TASK REQUIREMENTS: Convert the lines of data from the first line through the line containing "menu-plik[interactable]: Plik (6, 4, 27, 18)" into a JSON list of strings, with one string per line and blank lines omitted.

--- RECORDS TO USE ---

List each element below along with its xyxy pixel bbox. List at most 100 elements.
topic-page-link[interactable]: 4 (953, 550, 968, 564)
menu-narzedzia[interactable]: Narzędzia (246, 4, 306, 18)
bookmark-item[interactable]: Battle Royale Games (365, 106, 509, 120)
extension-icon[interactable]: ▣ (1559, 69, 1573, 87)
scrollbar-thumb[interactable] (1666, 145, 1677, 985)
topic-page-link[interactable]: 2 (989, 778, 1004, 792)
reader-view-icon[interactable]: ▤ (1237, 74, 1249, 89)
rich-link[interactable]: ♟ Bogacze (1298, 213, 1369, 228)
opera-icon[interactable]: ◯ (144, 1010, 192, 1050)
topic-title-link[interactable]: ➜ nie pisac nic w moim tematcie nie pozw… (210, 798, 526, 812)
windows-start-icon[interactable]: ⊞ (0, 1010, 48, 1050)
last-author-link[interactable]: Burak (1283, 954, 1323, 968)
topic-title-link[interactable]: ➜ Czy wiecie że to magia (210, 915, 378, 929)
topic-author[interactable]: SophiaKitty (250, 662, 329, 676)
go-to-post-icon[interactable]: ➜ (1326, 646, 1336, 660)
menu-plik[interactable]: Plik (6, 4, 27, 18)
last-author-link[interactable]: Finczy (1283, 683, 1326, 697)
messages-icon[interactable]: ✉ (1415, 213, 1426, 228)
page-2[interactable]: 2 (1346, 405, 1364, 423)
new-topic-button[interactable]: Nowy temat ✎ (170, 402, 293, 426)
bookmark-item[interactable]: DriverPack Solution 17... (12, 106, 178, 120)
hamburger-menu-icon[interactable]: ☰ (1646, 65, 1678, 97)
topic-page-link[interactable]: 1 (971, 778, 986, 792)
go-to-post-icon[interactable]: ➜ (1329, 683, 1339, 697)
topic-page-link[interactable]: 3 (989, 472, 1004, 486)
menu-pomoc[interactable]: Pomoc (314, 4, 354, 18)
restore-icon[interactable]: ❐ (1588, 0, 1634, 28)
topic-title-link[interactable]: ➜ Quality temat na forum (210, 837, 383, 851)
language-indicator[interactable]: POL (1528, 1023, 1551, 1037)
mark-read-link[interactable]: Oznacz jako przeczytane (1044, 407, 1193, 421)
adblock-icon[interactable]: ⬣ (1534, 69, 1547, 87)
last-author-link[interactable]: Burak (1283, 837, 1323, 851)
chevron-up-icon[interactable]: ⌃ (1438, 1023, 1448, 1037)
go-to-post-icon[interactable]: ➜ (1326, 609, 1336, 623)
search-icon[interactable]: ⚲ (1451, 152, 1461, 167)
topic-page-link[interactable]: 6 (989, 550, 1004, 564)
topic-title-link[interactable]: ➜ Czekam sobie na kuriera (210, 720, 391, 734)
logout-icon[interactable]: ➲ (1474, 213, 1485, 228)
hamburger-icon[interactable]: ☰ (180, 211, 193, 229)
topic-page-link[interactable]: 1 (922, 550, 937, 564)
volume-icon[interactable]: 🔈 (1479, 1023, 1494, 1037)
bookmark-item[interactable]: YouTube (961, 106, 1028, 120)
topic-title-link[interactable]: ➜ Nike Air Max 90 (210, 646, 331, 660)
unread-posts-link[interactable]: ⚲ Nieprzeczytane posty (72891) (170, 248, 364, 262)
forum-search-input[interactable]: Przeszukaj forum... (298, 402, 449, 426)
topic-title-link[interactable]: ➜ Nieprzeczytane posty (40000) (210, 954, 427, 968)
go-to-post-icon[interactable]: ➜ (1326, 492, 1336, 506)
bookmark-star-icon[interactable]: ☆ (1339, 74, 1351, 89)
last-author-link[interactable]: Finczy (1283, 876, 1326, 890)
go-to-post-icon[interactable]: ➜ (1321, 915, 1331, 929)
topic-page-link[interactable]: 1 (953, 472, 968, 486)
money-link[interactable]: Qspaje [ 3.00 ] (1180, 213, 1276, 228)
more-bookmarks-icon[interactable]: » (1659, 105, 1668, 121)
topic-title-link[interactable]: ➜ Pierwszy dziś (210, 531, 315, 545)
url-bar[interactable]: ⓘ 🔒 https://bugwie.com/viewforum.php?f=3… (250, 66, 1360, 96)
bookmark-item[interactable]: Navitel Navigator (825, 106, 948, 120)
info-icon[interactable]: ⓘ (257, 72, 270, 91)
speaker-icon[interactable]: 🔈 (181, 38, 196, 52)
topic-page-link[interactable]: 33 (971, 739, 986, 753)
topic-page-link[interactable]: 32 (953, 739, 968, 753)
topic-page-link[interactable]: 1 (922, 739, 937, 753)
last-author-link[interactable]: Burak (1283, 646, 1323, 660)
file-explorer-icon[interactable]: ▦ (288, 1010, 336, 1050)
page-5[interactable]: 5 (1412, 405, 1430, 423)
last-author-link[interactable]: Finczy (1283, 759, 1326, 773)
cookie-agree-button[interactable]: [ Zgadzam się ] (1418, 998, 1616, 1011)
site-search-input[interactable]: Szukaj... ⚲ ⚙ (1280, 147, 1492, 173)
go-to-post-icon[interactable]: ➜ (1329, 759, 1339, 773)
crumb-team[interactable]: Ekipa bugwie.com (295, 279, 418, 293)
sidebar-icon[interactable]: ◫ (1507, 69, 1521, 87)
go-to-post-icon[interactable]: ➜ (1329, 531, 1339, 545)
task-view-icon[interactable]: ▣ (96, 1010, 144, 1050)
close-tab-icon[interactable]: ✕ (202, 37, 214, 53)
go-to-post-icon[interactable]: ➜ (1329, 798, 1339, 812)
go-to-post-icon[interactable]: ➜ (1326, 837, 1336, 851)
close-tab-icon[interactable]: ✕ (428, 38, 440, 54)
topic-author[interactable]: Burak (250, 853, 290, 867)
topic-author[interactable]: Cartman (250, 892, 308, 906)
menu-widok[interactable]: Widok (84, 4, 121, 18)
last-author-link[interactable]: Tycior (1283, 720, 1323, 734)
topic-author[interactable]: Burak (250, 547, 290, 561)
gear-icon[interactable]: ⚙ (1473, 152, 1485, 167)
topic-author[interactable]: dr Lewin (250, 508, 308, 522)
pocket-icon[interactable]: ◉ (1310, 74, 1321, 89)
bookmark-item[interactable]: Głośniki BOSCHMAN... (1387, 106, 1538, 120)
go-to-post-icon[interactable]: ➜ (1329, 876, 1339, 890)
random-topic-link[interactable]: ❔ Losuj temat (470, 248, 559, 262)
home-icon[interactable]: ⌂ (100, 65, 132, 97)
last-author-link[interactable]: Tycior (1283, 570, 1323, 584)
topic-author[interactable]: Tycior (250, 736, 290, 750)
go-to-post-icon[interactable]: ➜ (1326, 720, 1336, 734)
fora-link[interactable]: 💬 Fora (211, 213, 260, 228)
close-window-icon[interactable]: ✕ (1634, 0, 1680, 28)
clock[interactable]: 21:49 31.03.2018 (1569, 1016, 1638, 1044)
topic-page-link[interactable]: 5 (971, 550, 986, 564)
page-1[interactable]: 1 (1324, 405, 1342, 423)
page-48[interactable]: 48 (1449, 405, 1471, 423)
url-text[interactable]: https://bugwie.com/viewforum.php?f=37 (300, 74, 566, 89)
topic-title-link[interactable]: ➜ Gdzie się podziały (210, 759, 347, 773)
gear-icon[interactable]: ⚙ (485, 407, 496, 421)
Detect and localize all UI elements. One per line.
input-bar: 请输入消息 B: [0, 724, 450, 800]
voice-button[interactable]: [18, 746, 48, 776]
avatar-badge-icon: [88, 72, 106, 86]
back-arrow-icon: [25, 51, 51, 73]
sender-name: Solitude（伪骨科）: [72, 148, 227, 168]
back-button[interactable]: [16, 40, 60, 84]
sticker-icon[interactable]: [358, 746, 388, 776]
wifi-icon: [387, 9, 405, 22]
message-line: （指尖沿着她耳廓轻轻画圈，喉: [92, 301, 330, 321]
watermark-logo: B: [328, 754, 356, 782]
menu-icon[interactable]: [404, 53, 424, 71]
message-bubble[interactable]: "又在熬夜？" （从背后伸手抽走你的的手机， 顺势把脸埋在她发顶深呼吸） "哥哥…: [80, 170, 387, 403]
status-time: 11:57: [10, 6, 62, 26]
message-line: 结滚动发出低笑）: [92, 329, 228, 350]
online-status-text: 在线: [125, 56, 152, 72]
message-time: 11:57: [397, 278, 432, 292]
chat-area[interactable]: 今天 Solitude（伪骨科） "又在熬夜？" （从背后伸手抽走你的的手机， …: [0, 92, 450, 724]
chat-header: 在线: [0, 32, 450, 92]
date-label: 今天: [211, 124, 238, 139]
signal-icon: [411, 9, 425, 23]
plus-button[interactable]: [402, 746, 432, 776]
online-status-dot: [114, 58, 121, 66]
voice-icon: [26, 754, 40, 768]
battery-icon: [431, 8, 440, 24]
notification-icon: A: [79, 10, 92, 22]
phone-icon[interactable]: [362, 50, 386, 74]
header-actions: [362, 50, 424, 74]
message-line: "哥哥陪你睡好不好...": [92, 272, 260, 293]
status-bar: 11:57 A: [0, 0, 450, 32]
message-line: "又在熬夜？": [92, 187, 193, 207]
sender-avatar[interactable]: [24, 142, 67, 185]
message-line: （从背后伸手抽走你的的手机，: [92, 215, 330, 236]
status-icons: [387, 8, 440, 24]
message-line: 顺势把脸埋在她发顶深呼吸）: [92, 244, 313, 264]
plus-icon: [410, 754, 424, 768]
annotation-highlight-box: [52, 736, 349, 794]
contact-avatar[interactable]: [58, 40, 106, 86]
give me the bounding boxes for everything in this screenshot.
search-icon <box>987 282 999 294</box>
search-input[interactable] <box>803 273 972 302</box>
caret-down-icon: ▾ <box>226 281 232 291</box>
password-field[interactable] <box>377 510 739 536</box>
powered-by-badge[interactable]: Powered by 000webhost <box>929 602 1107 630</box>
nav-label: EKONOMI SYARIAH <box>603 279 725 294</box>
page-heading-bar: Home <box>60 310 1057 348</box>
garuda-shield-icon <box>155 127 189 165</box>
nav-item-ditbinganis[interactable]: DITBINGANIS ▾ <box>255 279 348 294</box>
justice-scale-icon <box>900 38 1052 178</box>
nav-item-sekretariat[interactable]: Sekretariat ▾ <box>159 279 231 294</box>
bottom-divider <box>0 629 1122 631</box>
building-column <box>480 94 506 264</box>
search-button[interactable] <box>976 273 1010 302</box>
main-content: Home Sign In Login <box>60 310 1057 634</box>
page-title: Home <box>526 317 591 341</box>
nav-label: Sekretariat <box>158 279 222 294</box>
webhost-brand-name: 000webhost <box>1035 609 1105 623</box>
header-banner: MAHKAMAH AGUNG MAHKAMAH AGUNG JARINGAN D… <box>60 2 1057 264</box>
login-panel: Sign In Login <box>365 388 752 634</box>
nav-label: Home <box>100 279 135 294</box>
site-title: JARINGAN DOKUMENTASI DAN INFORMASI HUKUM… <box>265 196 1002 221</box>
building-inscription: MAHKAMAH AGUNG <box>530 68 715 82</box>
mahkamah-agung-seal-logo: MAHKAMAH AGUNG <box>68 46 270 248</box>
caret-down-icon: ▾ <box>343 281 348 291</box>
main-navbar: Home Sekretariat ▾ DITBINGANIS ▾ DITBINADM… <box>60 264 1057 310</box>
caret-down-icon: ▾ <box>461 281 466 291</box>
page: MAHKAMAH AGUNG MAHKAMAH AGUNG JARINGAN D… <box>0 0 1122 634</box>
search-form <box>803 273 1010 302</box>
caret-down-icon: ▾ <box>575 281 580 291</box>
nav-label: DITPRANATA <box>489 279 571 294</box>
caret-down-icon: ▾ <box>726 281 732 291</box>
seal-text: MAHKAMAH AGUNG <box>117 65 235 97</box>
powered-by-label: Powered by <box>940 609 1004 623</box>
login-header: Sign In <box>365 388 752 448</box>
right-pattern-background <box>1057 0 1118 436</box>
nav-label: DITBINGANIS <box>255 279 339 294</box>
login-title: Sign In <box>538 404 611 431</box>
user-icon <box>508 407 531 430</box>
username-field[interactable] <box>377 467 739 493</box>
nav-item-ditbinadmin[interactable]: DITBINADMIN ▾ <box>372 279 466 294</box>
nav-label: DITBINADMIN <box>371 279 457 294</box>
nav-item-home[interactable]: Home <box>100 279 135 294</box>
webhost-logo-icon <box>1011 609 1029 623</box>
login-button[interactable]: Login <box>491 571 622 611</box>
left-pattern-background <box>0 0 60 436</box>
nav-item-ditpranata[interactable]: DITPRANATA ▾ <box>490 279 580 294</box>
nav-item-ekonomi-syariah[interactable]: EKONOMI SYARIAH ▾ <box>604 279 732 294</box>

---

SOLUTION:
[
  "List each element below along with its xyxy pixel bbox. List at most 100 elements.",
  "topic-page-link[interactable]: 4 (953, 550, 968, 564)",
  "menu-narzedzia[interactable]: Narzędzia (246, 4, 306, 18)",
  "bookmark-item[interactable]: Battle Royale Games (365, 106, 509, 120)",
  "extension-icon[interactable]: ▣ (1559, 69, 1573, 87)",
  "scrollbar-thumb[interactable] (1666, 145, 1677, 985)",
  "topic-page-link[interactable]: 2 (989, 778, 1004, 792)",
  "reader-view-icon[interactable]: ▤ (1237, 74, 1249, 89)",
  "rich-link[interactable]: ♟ Bogacze (1298, 213, 1369, 228)",
  "opera-icon[interactable]: ◯ (144, 1010, 192, 1050)",
  "topic-title-link[interactable]: ➜ nie pisac nic w moim tematcie nie pozw… (210, 798, 526, 812)",
  "windows-start-icon[interactable]: ⊞ (0, 1010, 48, 1050)",
  "last-author-link[interactable]: Burak (1283, 954, 1323, 968)",
  "topic-title-link[interactable]: ➜ Czy wiecie że to magia (210, 915, 378, 929)",
  "topic-author[interactable]: SophiaKitty (250, 662, 329, 676)",
  "go-to-post-icon[interactable]: ➜ (1326, 646, 1336, 660)",
  "menu-plik[interactable]: Plik (6, 4, 27, 18)"
]